What you will do: Send back the records in full, character for character.

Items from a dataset
_ _ _ _ _

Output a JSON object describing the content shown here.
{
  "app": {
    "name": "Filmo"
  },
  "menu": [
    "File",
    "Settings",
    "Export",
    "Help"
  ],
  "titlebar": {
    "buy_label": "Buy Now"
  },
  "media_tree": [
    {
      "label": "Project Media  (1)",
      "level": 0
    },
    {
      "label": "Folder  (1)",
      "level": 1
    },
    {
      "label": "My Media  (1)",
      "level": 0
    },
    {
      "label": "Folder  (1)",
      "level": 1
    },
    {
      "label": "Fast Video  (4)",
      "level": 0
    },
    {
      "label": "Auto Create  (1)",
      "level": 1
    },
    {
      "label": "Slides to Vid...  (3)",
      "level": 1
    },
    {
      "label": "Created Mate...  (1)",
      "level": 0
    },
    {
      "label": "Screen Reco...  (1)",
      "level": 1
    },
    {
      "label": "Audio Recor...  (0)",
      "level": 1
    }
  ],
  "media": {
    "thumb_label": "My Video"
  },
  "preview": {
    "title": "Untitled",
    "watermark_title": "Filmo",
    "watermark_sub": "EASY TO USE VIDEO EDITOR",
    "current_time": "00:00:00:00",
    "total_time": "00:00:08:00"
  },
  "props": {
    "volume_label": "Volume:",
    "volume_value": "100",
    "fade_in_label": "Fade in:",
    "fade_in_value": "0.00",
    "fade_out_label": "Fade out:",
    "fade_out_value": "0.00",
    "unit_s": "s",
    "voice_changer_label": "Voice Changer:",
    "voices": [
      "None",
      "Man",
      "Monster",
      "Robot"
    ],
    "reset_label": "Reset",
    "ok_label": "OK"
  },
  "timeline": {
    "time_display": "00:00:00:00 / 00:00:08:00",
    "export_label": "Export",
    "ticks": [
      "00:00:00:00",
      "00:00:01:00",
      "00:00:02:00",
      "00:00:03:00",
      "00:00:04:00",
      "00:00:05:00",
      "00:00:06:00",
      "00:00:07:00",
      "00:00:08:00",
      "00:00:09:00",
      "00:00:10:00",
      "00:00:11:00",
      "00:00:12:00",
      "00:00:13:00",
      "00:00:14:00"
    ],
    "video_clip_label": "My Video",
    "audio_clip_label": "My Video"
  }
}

_ _ _ _ _

Task response:
Output a JSON object describing the content shown here.
{
  "app": {
    "name": "Filmo"
  },
  "menu": [
    "File",
    "Settings",
    "Export",
    "Help"
  ],
  "titlebar": {
    "buy_label": "Buy Now"
  },
  "media_tree": [
    {
      "label": "Project Media  (1)",
      "level": 0
    },
    {
      "label": "Folder  (1)",
      "level": 1
    },
    {
      "label": "My Media  (1)",
      "level": 0
    },
    {
      "label": "Folder  (1)",
      "level": 1
    },
    {
      "label": "Fast Video  (4)",
      "level": 0
    },
    {
      "label": "Auto Create  (1)",
      "level": 1
    },
    {
      "label": "Slides to Vid...  (3)",
      "level": 1
    },
    {
      "label": "Created Mate...  (1)",
      "level": 0
    },
    {
      "label": "Screen Reco...  (1)",
      "level": 1
    },
    {
      "label": "Audio Recor...  (0)",
      "level": 1
    }
  ],
  "media": {
    "thumb_label": "My Video"
  },
  "preview": {
    "title": "Untitled",
    "watermark_title": "Filmo",
    "watermark_sub": "EASY TO USE VIDEO EDITOR",
    "current_time": "00:00:00:00",
    "total_time": "00:00:08:00"
  },
  "props": {
    "volume_label": "Volume:",
    "volume_value": "100",
    "fade_in_label": "Fade in:",
    "fade_in_value": "0.00",
    "fade_out_label": "Fade out:",
    "fade_out_value": "0.00",
    "unit_s": "s",
    "voice_changer_label": "Voice Changer:",
    "voices": [
      "None",
      "Man",
      "Monster",
      "Robot"
    ],
    "reset_label": "Reset",
    "ok_label": "OK"
  },
  "timeline": {
    "time_display": "00:00:00:00 / 00:00:08:00",
    "export_label": "Export",
    "ticks": [
      "00:00:00:00",
      "00:00:01:00",
      "00:00:02:00",
      "00:00:03:00",
      "00:00:04:00",
      "00:00:05:00",
      "00:00:06:00",
      "00:00:07:00",
      "00:00:08:00",
      "00:00:09:00",
      "00:00:10:00",
      "00:00:11:00",
      "00:00:12:00",
      "00:00:13:00",
      "00:00:14:00"
    ],
    "video_clip_label": "My Video",
    "audio_clip_label": "My Video"
  }
}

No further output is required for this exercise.